▸ Extracted data:

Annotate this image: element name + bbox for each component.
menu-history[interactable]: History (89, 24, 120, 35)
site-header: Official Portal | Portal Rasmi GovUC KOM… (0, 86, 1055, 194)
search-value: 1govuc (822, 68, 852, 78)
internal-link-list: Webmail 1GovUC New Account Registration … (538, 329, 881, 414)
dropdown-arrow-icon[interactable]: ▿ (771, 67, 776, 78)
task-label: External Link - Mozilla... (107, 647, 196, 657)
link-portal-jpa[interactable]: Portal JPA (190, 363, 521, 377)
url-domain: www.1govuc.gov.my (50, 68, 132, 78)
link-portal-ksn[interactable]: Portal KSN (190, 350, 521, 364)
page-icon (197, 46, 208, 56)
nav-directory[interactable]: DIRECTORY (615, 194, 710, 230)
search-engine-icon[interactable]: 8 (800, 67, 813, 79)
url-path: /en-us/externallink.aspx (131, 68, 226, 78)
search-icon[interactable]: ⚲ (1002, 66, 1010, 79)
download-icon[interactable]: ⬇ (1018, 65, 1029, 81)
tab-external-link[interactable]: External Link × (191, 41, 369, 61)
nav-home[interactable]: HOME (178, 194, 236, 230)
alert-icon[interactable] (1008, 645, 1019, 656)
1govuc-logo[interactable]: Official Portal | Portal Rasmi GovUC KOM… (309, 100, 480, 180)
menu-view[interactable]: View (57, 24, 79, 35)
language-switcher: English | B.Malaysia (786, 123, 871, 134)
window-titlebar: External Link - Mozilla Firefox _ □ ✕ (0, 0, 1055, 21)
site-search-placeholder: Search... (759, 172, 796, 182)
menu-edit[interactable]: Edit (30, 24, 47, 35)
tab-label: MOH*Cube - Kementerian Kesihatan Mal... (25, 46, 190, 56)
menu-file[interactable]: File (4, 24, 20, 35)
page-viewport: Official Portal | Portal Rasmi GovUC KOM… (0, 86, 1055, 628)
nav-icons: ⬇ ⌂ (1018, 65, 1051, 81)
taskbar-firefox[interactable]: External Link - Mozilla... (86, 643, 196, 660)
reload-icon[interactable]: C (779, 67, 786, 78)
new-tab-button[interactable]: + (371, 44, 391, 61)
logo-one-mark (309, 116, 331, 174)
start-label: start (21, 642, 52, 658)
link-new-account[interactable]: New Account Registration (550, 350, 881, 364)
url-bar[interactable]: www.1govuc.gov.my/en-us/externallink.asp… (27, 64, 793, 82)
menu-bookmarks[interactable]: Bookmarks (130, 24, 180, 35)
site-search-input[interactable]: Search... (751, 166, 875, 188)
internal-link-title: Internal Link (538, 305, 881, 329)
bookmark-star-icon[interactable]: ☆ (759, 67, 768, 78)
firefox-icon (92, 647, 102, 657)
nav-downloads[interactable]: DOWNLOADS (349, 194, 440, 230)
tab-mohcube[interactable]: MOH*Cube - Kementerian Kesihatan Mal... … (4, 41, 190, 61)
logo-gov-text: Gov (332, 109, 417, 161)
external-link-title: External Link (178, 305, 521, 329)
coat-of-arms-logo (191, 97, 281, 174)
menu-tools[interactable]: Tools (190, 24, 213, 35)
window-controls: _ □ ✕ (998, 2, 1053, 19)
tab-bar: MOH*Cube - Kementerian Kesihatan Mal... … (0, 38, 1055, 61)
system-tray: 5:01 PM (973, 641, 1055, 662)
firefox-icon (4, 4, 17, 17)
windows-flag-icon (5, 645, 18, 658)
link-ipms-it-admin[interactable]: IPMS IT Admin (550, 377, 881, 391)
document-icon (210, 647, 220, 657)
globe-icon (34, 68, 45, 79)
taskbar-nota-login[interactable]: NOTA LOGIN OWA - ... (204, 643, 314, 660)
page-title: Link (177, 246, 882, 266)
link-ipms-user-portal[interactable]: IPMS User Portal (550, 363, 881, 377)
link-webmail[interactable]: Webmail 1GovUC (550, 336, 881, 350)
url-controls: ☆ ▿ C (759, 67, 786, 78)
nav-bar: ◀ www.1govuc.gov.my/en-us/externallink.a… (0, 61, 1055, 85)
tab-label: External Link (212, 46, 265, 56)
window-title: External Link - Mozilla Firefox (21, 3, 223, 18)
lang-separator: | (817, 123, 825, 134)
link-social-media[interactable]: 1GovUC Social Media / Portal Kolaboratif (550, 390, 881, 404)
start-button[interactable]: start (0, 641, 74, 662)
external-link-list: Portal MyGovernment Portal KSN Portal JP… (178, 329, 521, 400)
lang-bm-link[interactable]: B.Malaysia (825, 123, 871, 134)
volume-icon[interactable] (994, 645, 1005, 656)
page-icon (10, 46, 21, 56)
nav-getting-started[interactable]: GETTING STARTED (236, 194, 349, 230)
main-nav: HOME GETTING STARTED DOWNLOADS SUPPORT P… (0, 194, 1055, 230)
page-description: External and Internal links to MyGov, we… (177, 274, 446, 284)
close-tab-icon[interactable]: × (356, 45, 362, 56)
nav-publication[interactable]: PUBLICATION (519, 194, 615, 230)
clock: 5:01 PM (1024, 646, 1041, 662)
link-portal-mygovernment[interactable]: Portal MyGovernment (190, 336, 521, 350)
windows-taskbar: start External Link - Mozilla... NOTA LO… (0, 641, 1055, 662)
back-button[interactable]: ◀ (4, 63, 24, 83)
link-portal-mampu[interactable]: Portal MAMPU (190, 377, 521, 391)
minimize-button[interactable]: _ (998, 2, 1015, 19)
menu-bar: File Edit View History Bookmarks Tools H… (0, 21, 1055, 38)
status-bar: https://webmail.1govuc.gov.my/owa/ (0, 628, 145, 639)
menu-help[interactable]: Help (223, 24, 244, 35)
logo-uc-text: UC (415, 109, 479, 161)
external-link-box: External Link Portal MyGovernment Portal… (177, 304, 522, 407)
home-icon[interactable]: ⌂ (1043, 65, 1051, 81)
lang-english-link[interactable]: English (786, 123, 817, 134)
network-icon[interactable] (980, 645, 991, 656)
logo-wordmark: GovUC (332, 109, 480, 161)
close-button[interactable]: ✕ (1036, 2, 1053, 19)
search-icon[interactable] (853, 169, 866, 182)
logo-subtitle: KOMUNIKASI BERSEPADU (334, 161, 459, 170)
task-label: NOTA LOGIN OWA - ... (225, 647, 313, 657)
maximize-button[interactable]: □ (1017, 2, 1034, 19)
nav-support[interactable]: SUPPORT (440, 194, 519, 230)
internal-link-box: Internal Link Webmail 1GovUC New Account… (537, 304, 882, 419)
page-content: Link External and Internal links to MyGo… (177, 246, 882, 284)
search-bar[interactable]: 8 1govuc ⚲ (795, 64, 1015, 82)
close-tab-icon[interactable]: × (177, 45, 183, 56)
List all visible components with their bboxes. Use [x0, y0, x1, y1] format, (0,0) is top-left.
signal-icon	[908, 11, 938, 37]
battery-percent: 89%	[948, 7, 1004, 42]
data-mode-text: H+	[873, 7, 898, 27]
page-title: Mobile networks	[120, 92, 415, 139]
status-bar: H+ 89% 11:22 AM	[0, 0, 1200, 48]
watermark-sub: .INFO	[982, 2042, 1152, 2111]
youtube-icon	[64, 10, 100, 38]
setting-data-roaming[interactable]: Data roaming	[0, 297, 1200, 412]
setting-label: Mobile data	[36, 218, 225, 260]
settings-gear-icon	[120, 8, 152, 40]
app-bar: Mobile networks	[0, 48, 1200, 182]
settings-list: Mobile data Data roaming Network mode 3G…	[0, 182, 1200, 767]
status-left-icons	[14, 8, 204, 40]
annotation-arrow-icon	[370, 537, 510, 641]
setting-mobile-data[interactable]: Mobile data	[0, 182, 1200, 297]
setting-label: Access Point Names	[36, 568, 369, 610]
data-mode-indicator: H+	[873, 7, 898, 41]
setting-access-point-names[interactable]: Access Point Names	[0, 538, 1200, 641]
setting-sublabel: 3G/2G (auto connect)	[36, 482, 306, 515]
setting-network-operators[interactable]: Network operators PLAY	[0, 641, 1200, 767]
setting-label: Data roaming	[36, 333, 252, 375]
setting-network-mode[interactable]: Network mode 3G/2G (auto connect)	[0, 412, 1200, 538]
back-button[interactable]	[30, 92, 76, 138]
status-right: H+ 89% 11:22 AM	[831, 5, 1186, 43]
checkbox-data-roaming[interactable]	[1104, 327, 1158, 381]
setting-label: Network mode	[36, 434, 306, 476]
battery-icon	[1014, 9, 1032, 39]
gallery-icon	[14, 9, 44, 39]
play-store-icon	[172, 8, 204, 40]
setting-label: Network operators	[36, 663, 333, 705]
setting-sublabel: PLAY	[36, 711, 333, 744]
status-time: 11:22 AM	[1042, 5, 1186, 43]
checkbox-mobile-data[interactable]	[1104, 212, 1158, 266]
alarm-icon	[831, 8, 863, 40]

▸ What this task involves:
Reproduce the stretch of the material from its start through the line containing "search-value: 1govuc (822, 68, 852, 78)", including both ends.

▸ Expected answer:
Annotate this image: element name + bbox for each component.
menu-history[interactable]: History (89, 24, 120, 35)
site-header: Official Portal | Portal Rasmi GovUC KOM… (0, 86, 1055, 194)
search-value: 1govuc (822, 68, 852, 78)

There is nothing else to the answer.